Exercise requirements ->
Reproduce every entry below precisely; do not include the pictures.

Source data ->
-- Start --

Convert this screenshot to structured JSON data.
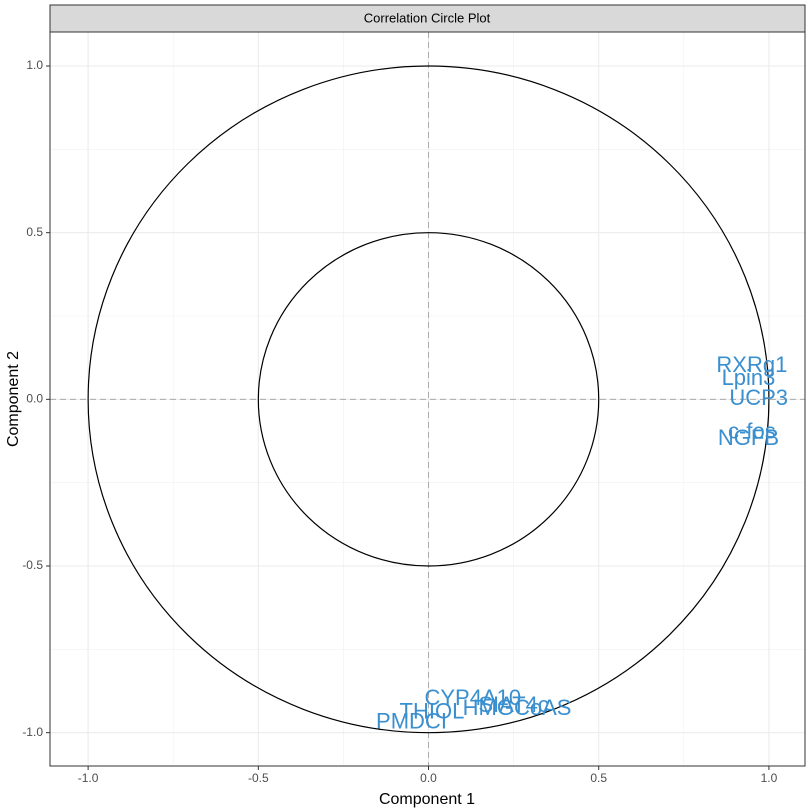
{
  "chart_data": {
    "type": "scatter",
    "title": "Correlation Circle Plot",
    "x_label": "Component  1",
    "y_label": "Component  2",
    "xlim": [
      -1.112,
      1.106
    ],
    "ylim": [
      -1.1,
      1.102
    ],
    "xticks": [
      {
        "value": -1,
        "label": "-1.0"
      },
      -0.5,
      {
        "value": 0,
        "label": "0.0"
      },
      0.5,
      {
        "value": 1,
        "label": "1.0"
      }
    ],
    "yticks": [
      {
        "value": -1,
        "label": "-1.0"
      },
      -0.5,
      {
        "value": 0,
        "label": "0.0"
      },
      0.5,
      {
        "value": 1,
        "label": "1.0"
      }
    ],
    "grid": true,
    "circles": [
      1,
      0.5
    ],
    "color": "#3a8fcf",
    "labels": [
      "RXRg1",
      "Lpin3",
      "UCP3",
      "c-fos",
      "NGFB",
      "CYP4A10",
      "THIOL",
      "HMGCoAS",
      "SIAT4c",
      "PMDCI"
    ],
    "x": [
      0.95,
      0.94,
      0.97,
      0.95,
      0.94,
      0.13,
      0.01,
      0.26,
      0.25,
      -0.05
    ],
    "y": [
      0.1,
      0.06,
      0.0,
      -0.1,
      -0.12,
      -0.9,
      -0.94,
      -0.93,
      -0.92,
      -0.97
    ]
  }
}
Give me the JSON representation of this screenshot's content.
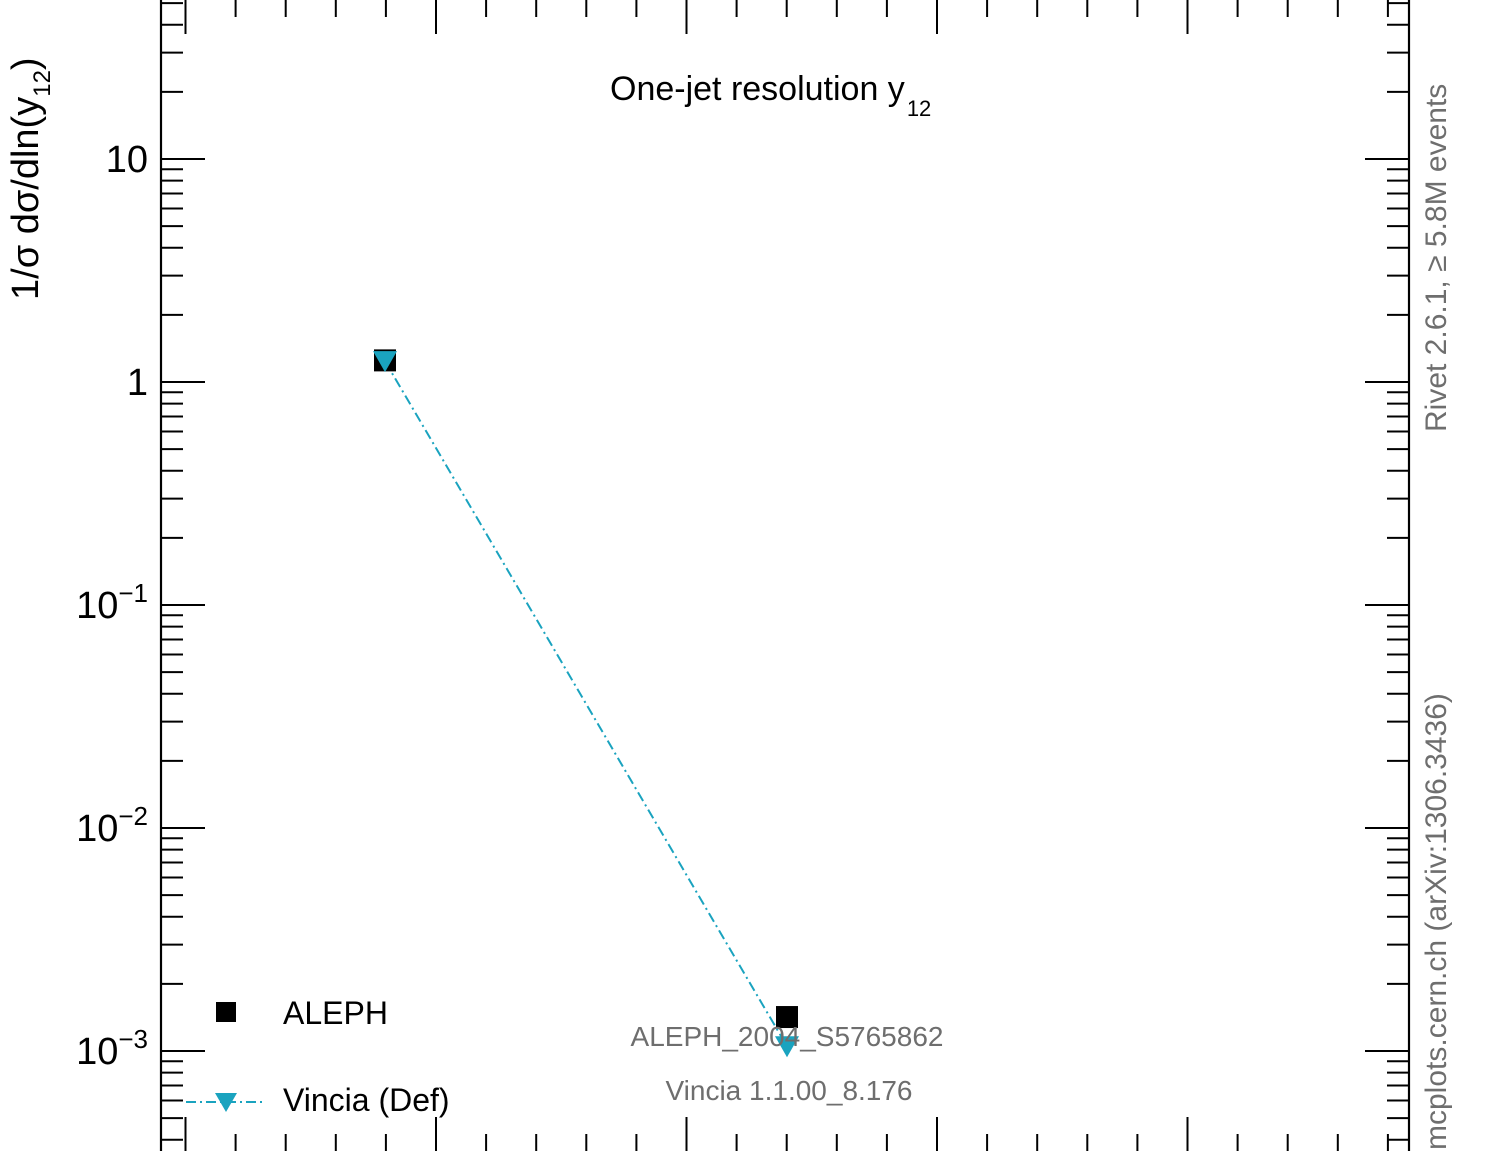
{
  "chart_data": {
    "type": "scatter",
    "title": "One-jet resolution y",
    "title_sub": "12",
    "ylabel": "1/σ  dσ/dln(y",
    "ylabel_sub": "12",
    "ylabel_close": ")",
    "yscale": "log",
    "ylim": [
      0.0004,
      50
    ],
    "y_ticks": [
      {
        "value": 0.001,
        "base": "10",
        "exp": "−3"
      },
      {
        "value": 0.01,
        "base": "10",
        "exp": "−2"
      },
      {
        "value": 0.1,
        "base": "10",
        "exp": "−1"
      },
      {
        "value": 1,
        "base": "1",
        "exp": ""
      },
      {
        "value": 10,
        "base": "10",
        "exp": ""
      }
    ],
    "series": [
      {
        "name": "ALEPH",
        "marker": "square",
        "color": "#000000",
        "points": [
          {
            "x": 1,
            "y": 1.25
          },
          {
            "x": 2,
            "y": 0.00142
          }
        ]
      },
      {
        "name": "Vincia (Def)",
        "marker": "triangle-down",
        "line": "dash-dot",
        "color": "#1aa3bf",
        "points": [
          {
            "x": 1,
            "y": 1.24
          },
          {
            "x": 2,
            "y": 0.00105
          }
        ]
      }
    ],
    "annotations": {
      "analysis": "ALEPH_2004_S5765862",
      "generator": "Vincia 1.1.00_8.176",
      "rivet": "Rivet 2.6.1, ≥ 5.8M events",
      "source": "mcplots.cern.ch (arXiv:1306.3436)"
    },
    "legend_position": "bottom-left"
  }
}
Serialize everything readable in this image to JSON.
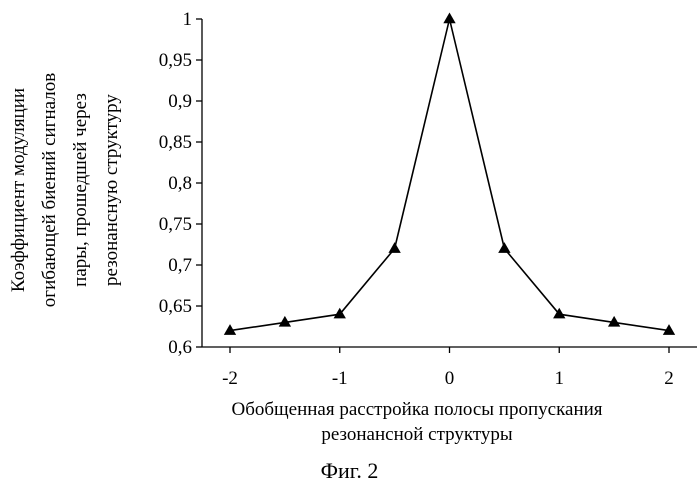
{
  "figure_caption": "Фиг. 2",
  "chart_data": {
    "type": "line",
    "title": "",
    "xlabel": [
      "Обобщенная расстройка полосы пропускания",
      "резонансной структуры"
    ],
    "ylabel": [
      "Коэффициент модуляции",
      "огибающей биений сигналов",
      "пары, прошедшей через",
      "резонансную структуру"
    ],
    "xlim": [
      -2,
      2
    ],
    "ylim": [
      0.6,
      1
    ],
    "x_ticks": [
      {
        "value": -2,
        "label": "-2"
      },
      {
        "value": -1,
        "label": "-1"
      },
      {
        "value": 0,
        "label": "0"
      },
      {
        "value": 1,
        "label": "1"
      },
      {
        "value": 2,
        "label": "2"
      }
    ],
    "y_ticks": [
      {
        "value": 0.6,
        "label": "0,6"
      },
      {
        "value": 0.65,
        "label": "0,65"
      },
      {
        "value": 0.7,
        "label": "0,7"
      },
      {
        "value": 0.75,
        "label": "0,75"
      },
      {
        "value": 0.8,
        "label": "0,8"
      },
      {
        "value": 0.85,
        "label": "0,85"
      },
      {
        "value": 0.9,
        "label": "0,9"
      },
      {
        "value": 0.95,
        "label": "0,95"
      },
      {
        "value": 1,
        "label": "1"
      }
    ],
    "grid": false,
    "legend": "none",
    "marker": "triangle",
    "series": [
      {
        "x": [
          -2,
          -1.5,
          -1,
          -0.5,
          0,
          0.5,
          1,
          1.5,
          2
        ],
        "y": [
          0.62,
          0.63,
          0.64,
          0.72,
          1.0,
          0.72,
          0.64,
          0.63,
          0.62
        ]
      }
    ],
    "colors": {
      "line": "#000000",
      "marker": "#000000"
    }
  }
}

-- End --

Full answer ->
Convert this screenshot to structured JSON data.
{
  "chart_data": {
    "type": "scatter",
    "title": "Correlation Circle Plot",
    "x_label": "Component  1",
    "y_label": "Component  2",
    "xlim": [
      -1.112,
      1.106
    ],
    "ylim": [
      -1.1,
      1.102
    ],
    "xticks": [
      {
        "value": -1,
        "label": "-1.0"
      },
      -0.5,
      {
        "value": 0,
        "label": "0.0"
      },
      0.5,
      {
        "value": 1,
        "label": "1.0"
      }
    ],
    "yticks": [
      {
        "value": -1,
        "label": "-1.0"
      },
      -0.5,
      {
        "value": 0,
        "label": "0.0"
      },
      0.5,
      {
        "value": 1,
        "label": "1.0"
      }
    ],
    "grid": true,
    "circles": [
      1,
      0.5
    ],
    "color": "#3a8fcf",
    "labels": [
      "RXRg1",
      "Lpin3",
      "UCP3",
      "c-fos",
      "NGFB",
      "CYP4A10",
      "THIOL",
      "HMGCoAS",
      "SIAT4c",
      "PMDCI"
    ],
    "x": [
      0.95,
      0.94,
      0.97,
      0.95,
      0.94,
      0.13,
      0.01,
      0.26,
      0.25,
      -0.05
    ],
    "y": [
      0.1,
      0.06,
      0.0,
      -0.1,
      -0.12,
      -0.9,
      -0.94,
      -0.93,
      -0.92,
      -0.97
    ]
  }
}
Give me the JSON representation of this screenshot's content.
{
  "chart_data": {
    "type": "scatter",
    "title": "One-jet resolution y",
    "title_sub": "12",
    "ylabel": "1/σ  dσ/dln(y",
    "ylabel_sub": "12",
    "ylabel_close": ")",
    "yscale": "log",
    "ylim": [
      0.0004,
      50
    ],
    "y_ticks": [
      {
        "value": 0.001,
        "base": "10",
        "exp": "−3"
      },
      {
        "value": 0.01,
        "base": "10",
        "exp": "−2"
      },
      {
        "value": 0.1,
        "base": "10",
        "exp": "−1"
      },
      {
        "value": 1,
        "base": "1",
        "exp": ""
      },
      {
        "value": 10,
        "base": "10",
        "exp": ""
      }
    ],
    "series": [
      {
        "name": "ALEPH",
        "marker": "square",
        "color": "#000000",
        "points": [
          {
            "x": 1,
            "y": 1.25
          },
          {
            "x": 2,
            "y": 0.00142
          }
        ]
      },
      {
        "name": "Vincia (Def)",
        "marker": "triangle-down",
        "line": "dash-dot",
        "color": "#1aa3bf",
        "points": [
          {
            "x": 1,
            "y": 1.24
          },
          {
            "x": 2,
            "y": 0.00105
          }
        ]
      }
    ],
    "annotations": {
      "analysis": "ALEPH_2004_S5765862",
      "generator": "Vincia 1.1.00_8.176",
      "rivet": "Rivet 2.6.1, ≥ 5.8M events",
      "source": "mcplots.cern.ch (arXiv:1306.3436)"
    },
    "legend_position": "bottom-left"
  }
}
Serialize everything readable in this image to JSON.
{
  "figure_caption": "Фиг. 2",
  "chart_data": {
    "type": "line",
    "title": "",
    "xlabel": [
      "Обобщенная расстройка полосы пропускания",
      "резонансной структуры"
    ],
    "ylabel": [
      "Коэффициент модуляции",
      "огибающей биений сигналов",
      "пары, прошедшей через",
      "резонансную структуру"
    ],
    "xlim": [
      -2,
      2
    ],
    "ylim": [
      0.6,
      1
    ],
    "x_ticks": [
      {
        "value": -2,
        "label": "-2"
      },
      {
        "value": -1,
        "label": "-1"
      },
      {
        "value": 0,
        "label": "0"
      },
      {
        "value": 1,
        "label": "1"
      },
      {
        "value": 2,
        "label": "2"
      }
    ],
    "y_ticks": [
      {
        "value": 0.6,
        "label": "0,6"
      },
      {
        "value": 0.65,
        "label": "0,65"
      },
      {
        "value": 0.7,
        "label": "0,7"
      },
      {
        "value": 0.75,
        "label": "0,75"
      },
      {
        "value": 0.8,
        "label": "0,8"
      },
      {
        "value": 0.85,
        "label": "0,85"
      },
      {
        "value": 0.9,
        "label": "0,9"
      },
      {
        "value": 0.95,
        "label": "0,95"
      },
      {
        "value": 1,
        "label": "1"
      }
    ],
    "grid": false,
    "legend": "none",
    "marker": "triangle",
    "series": [
      {
        "x": [
          -2,
          -1.5,
          -1,
          -0.5,
          0,
          0.5,
          1,
          1.5,
          2
        ],
        "y": [
          0.62,
          0.63,
          0.64,
          0.72,
          1.0,
          0.72,
          0.64,
          0.63,
          0.62
        ]
      }
    ],
    "colors": {
      "line": "#000000",
      "marker": "#000000"
    }
  }
}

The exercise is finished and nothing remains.